Return the whole listing, keeping every character the same.

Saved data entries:

= = = = =

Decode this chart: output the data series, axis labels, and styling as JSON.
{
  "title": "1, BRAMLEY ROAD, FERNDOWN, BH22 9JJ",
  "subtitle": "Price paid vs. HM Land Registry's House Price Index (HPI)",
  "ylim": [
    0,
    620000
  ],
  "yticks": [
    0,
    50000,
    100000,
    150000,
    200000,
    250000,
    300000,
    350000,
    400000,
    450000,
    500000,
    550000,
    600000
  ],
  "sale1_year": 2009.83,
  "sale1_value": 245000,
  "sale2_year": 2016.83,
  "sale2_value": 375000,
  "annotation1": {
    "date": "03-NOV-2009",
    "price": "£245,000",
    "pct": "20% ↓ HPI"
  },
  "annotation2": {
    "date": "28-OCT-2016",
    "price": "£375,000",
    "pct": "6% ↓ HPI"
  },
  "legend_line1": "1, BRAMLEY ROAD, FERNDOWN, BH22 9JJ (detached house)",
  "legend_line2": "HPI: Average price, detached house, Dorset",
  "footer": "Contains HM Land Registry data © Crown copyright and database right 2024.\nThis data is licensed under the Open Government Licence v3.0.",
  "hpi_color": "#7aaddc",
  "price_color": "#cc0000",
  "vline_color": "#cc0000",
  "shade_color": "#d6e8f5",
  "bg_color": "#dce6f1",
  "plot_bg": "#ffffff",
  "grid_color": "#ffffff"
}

= = = = =

#### [RESULT OF THE TASK]
Decode this chart: output the data series, axis labels, and styling as JSON.
{
  "title": "1, BRAMLEY ROAD, FERNDOWN, BH22 9JJ",
  "subtitle": "Price paid vs. HM Land Registry's House Price Index (HPI)",
  "ylim": [
    0,
    620000
  ],
  "yticks": [
    0,
    50000,
    100000,
    150000,
    200000,
    250000,
    300000,
    350000,
    400000,
    450000,
    500000,
    550000,
    600000
  ],
  "sale1_year": 2009.83,
  "sale1_value": 245000,
  "sale2_year": 2016.83,
  "sale2_value": 375000,
  "annotation1": {
    "date": "03-NOV-2009",
    "price": "£245,000",
    "pct": "20% ↓ HPI"
  },
  "annotation2": {
    "date": "28-OCT-2016",
    "price": "£375,000",
    "pct": "6% ↓ HPI"
  },
  "legend_line1": "1, BRAMLEY ROAD, FERNDOWN, BH22 9JJ (detached house)",
  "legend_line2": "HPI: Average price, detached house, Dorset",
  "footer": "Contains HM Land Registry data © Crown copyright and database right 2024.\nThis data is licensed under the Open Government Licence v3.0.",
  "hpi_color": "#7aaddc",
  "price_color": "#cc0000",
  "vline_color": "#cc0000",
  "shade_color": "#d6e8f5",
  "bg_color": "#dce6f1",
  "plot_bg": "#ffffff",
  "grid_color": "#ffffff"
}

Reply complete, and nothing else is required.